* [SET TASK]
Omit the pictures, then write out every entry exactly as it reads.

* [SUPPLIED RECORDS]
-*-*-
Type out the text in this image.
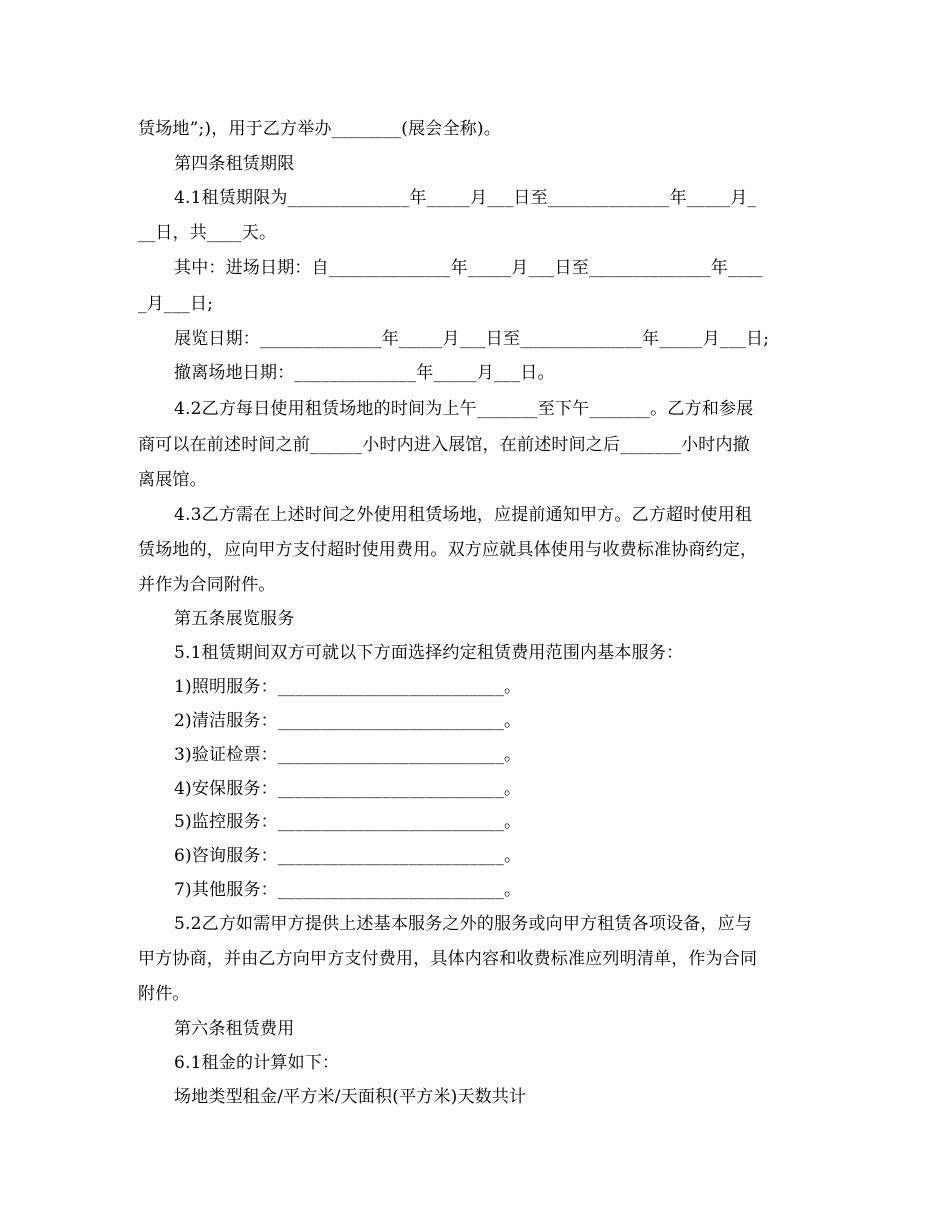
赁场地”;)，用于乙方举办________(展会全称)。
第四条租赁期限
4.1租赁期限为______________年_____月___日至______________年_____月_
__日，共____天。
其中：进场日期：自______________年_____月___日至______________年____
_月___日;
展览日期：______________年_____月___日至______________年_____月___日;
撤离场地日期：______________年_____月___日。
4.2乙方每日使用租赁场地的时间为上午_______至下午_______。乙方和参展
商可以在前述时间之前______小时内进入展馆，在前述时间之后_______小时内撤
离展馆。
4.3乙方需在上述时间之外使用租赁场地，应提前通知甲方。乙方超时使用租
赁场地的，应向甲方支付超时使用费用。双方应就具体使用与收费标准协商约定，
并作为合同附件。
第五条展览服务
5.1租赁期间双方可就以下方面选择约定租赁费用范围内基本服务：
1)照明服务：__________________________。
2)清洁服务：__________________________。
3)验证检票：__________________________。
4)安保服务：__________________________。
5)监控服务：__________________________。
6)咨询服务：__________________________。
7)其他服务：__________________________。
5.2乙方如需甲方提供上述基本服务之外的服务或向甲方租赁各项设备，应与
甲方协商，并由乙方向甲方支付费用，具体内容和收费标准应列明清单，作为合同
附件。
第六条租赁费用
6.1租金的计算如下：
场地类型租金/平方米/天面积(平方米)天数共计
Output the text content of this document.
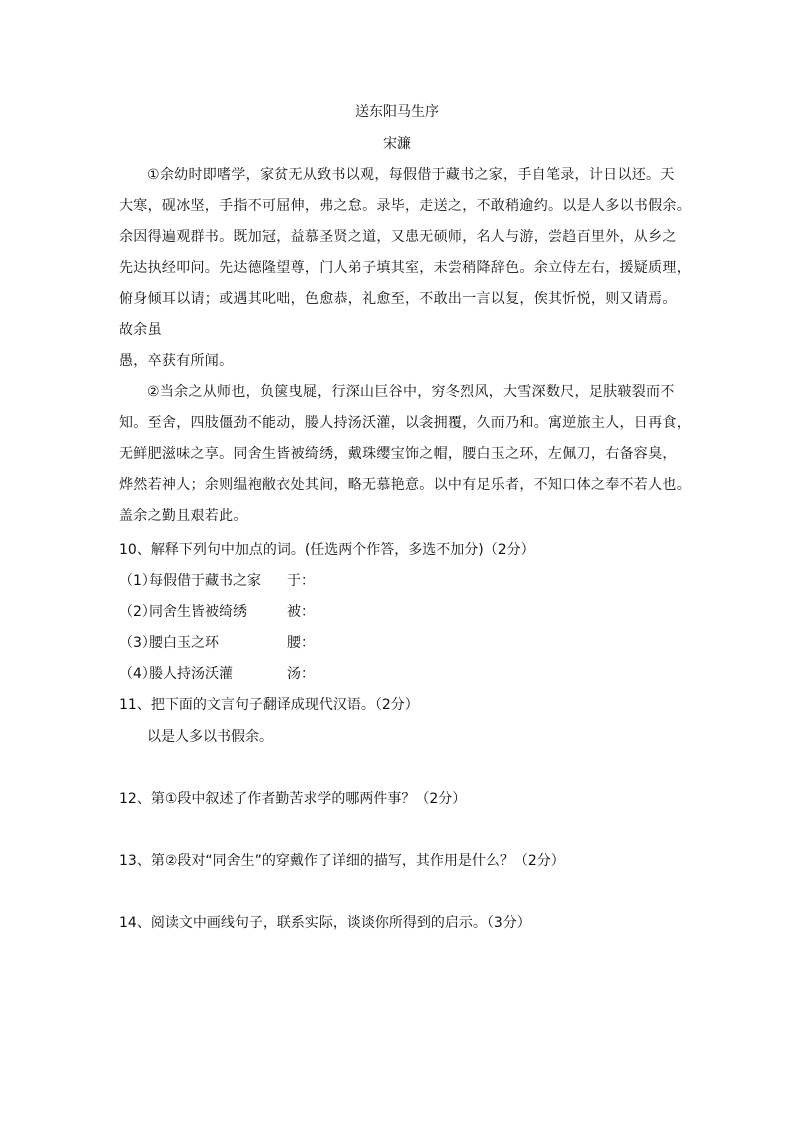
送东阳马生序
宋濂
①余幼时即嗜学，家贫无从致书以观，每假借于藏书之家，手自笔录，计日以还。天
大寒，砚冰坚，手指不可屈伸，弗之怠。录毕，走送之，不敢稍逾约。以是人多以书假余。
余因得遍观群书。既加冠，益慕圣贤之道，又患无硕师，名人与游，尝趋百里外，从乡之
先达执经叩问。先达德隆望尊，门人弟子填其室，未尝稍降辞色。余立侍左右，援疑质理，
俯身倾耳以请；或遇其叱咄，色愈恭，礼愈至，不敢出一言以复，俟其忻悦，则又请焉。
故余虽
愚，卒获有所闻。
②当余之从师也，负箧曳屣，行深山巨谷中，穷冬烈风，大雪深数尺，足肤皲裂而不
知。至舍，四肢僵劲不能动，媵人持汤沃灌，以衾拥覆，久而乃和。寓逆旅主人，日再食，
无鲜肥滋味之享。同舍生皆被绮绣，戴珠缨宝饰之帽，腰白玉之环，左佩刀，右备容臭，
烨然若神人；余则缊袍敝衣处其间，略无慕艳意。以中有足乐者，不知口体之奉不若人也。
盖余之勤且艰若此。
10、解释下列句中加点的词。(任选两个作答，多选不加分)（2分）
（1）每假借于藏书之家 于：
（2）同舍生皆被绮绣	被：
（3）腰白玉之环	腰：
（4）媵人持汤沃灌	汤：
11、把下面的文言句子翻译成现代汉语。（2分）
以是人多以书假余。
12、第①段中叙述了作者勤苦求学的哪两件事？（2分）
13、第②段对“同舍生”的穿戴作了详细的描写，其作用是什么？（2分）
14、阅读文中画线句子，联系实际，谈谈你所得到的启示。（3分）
-*-*-
* [COMPLETED EXERCISE]
Type out the text in this image.
赁场地”;)，用于乙方举办________(展会全称)。
第四条租赁期限
4.1租赁期限为______________年_____月___日至______________年_____月_
__日，共____天。
其中：进场日期：自______________年_____月___日至______________年____
_月___日;
展览日期：______________年_____月___日至______________年_____月___日;
撤离场地日期：______________年_____月___日。
4.2乙方每日使用租赁场地的时间为上午_______至下午_______。乙方和参展
商可以在前述时间之前______小时内进入展馆，在前述时间之后_______小时内撤
离展馆。
4.3乙方需在上述时间之外使用租赁场地，应提前通知甲方。乙方超时使用租
赁场地的，应向甲方支付超时使用费用。双方应就具体使用与收费标准协商约定，
并作为合同附件。
第五条展览服务
5.1租赁期间双方可就以下方面选择约定租赁费用范围内基本服务：
1)照明服务：__________________________。
2)清洁服务：__________________________。
3)验证检票：__________________________。
4)安保服务：__________________________。
5)监控服务：__________________________。
6)咨询服务：__________________________。
7)其他服务：__________________________。
5.2乙方如需甲方提供上述基本服务之外的服务或向甲方租赁各项设备，应与
甲方协商，并由乙方向甲方支付费用，具体内容和收费标准应列明清单，作为合同
附件。
第六条租赁费用
6.1租金的计算如下：
场地类型租金/平方米/天面积(平方米)天数共计
Output the text content of this document.
送东阳马生序
宋濂
①余幼时即嗜学，家贫无从致书以观，每假借于藏书之家，手自笔录，计日以还。天
大寒，砚冰坚，手指不可屈伸，弗之怠。录毕，走送之，不敢稍逾约。以是人多以书假余。
余因得遍观群书。既加冠，益慕圣贤之道，又患无硕师，名人与游，尝趋百里外，从乡之
先达执经叩问。先达德隆望尊，门人弟子填其室，未尝稍降辞色。余立侍左右，援疑质理，
俯身倾耳以请；或遇其叱咄，色愈恭，礼愈至，不敢出一言以复，俟其忻悦，则又请焉。
故余虽
愚，卒获有所闻。
②当余之从师也，负箧曳屣，行深山巨谷中，穷冬烈风，大雪深数尺，足肤皲裂而不
知。至舍，四肢僵劲不能动，媵人持汤沃灌，以衾拥覆，久而乃和。寓逆旅主人，日再食，
无鲜肥滋味之享。同舍生皆被绮绣，戴珠缨宝饰之帽，腰白玉之环，左佩刀，右备容臭，
烨然若神人；余则缊袍敝衣处其间，略无慕艳意。以中有足乐者，不知口体之奉不若人也。
盖余之勤且艰若此。
10、解释下列句中加点的词。(任选两个作答，多选不加分)（2分）
（1）每假借于藏书之家 于：
（2）同舍生皆被绮绣	被：
（3）腰白玉之环	腰：
（4）媵人持汤沃灌	汤：
11、把下面的文言句子翻译成现代汉语。（2分）
以是人多以书假余。
12、第①段中叙述了作者勤苦求学的哪两件事？（2分）
13、第②段对“同舍生”的穿戴作了详细的描写，其作用是什么？（2分）
14、阅读文中画线句子，联系实际，谈谈你所得到的启示。（3分）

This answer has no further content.